À faire:
1) D'après l'extrait sur la mimésis chez Aristote, pourquoi le plaisir que les hommes prennent à l'imitation n'est-il pas seulement esthétique ? Répondez en une à trois phrases.
2) Poursuivez l'extrait sur la mimésis chez Aristote à partir de l'endroit où il s'arrête.

Extrait de page:
-----
La question de la perspective

Couleur et rhétorique, poésie et peinture

La conception antique de l’art vue par les modernes

 
 

 

La peinture comme imitation

Critique platonicienne de la mimesis : la skiagraphie

Apprendre par l’ image

Mimesis des Anciens

Xénocrate

 

 
     
   
                 
 
c - apprendre par l’image
   
  Quand Aristote (384 –322 av. J.-C.), dans la Poétique, définit la poésie comme art d’imitation, sa perspective est tout à fait différente de celle de Platon. En effet, bien que le texte qui nous est parvenu ait pour objet la tragédie, nous pouvons appliquer à la peinture la théorie générale de la mimésis (comme « imitation » et « représentation ») qu’Aristote a élaborée comme fondement à son analyse de la tragédie. A une critique ontologique de l’imitation, conçue comme source de tromperie, Aristote oppose la présentation d’une tendance innée, d’une activité naturelle, à laquelle les hommes prennent plaisir, un plaisir qui n’est pas seulement esthétique, mais cognitif, car lié à la (re)connaissance des objets du monde. Dès lors, si la peinture est illusionniste, elle n’est pas tromperie mais support de connaissance. Grâce à cette intellectualisation qui fait du travail du peintre une étape intermédiaire entre sensation et pensée, par l’intermédiaire de la « phantasia », l’imagination, c’est le statut d’artiste qui se dessine au lieu de simple artisan.  
     
Aristote,
Poétique, 1448b
       
  Imiter est en effet, dès leur enfance, une tendance naturelle aux hommes – et ils se différencient des autres animaux en ce qu’ils sont des êtres fort enclins à imiter et qu’ils commencent à apprendre à travers l’imitation -, comme la tendance, commune à tous, de prendre plaisir aux représentations ; la preuve en est ce qui se passe dans les faits : nous prenons plaisir à contempler les images les plus exactes de choses dont la vue nous est pénible dans la réalité, comme les formes d’animaux les plus méprisés et des cadavres. Une autre raison est qu’apprendre est un grand plaisir non seulement pour les philosophes, mais aussi pour les autres hommes – quoique les points communs entre eux soient peu nombreux à ce sujet. On se plaît en effet à regarder les images car leur contemplation apporte un enseignement et permet de se rendre compte de ce qu’est chaque chose, par exemple que ce portrait-là, c’est un tel ; car si l’on se trouve ne pas l’avoir vu auparavant, ce n’est pas en tant que représentation que ce portrait procurera le plaisir, mais en raison du fini dans l’exécution, de la couleur ou d’une autre cause de ce genre.
-----
Entrées des données:
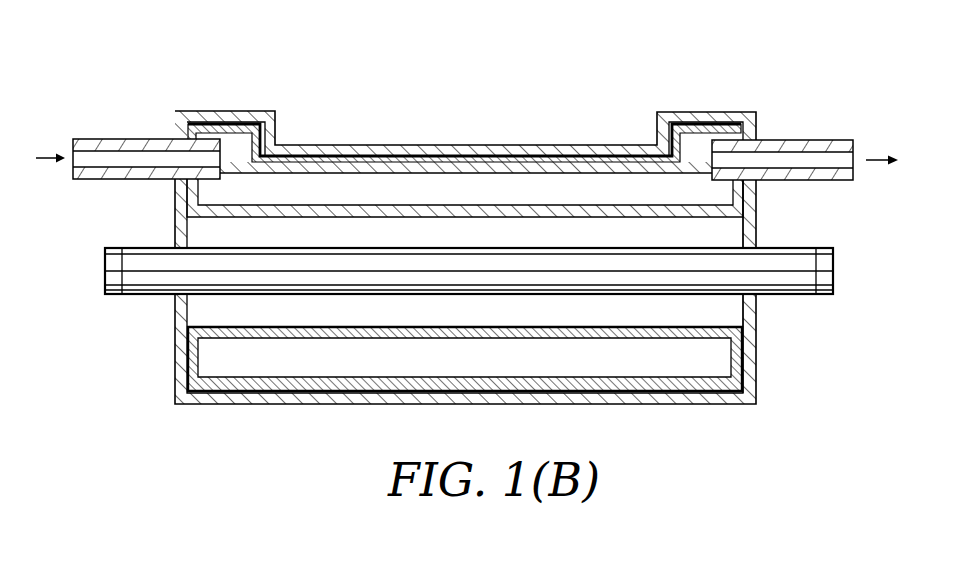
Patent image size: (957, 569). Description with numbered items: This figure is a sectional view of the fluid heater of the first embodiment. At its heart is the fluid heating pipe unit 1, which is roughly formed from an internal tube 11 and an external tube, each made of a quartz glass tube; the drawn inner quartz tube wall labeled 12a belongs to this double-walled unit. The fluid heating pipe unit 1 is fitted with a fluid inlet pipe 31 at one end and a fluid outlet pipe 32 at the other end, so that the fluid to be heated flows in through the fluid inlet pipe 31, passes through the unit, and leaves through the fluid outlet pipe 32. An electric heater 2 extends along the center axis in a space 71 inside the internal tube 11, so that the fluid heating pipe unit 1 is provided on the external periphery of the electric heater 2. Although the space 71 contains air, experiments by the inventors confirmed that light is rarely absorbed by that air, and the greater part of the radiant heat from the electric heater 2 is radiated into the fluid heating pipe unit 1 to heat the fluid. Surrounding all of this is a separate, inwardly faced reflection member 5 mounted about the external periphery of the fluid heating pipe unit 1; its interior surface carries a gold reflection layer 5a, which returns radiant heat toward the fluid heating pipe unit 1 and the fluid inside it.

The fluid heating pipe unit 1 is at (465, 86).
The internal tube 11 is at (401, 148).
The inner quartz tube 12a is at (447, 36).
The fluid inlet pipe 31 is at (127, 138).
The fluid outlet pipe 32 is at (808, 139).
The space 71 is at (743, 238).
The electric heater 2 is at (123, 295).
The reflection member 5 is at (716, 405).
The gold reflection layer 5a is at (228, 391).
-----
Résultats de l'exercice:
1) Ce plaisir est aussi cognitif, car il est lié à la (re)connaissance des objets du monde. La contemplation des images apporte un enseignement et permet de se rendre compte de ce qu'est chaque chose, par exemple de reconnaître qui représente tel portrait.

2)
       
      Traduction de Michel Magnien,
Le Livre de Poche classique, 1990, 14 lignes
       
  Le texte qui suit dresse explicitement un parallèle entre peinture et tragédie. Tout comme l’essentiel dans la tragédie est la représentation de l’action, c’est-à-dire l’histoire, en peinture c’est le contour, le dessin, qui priment. Si la comédie est moins noble que la tragédie parce qu’elle s’attache à peindre les caractères, non les actions, en peinture s’impose une dichotomie analogue entre la valorisation du dessin, qui prime chez un Zeuxis, et l’agrément plus facile de la couleur, que privilégie un Polygnote. Puisque pour Aristote, la tragédie est le genre le plus noble de la création poétique, on en déduit qu’une même supériorité est attribuée à la peinture qui privilégie le contour du dessin, la ligne et non la couleur. Aristote contribue ainsi de manière importante au débat sur les mérites respectifs du dessin et de la couleur, récurrent dans toute l’histoire de l’art occidental. (cf texte de Denis d’Halicarnasse et de Cicéron en Esth 3/) :  
       
Aristote,
Poétique VI, 1450 a-b
         
  Il n’y a point de tragique qui n’emploie ces six parties, et qui n’ait spectacle ou représentation, fable, caractères, pensées, paroles, chant ; mais de ces parties, la plus importante est la composition de l’action. Car la tragédie est l’imitation non des hommes, mais de leurs actions, de leur vie, de ce qui fait leur bonheur ou leur malheur. Car le bonheur de l’homme est dans l’action. La fin même est action et n’est pas qualité. La qualité fait que nous sommes tels ou tels, mais ce sont les actions qui font que nous sommes heureux, ou que nous ne le sommes pas. Les poètes tragiques ne composent donc point leur action pour imiter le caractère ou les mœurs ; ils imitent les caractères pour produire l’action : l’action est donc la fin de la tragédie. Or en toute chose la fin est ce qu’il y a de plus important. Sans action, il n’y a point de tragédie : il peut y en avoir sans caractères. La plupart de nos pièces modernes n’en ont point. C’est même le défaut assez ordinaire des poètes comme des peintres. Zeuxis était fort inférieur à Polygnote en cette partie. Celui-ci excellait dans la peinture des mœurs : on n’en voit point dans la peinture de Zeuxis. […] L’action est donc la base, l’âme de la tragédie, et les caractères n’ont que le second rang. Elles sont à l’action ce que les couleurs sont au dessin : les couleurs les plus vives répandues sur une table feraient moins d’effet qu’un simple crayon qui donne la figure.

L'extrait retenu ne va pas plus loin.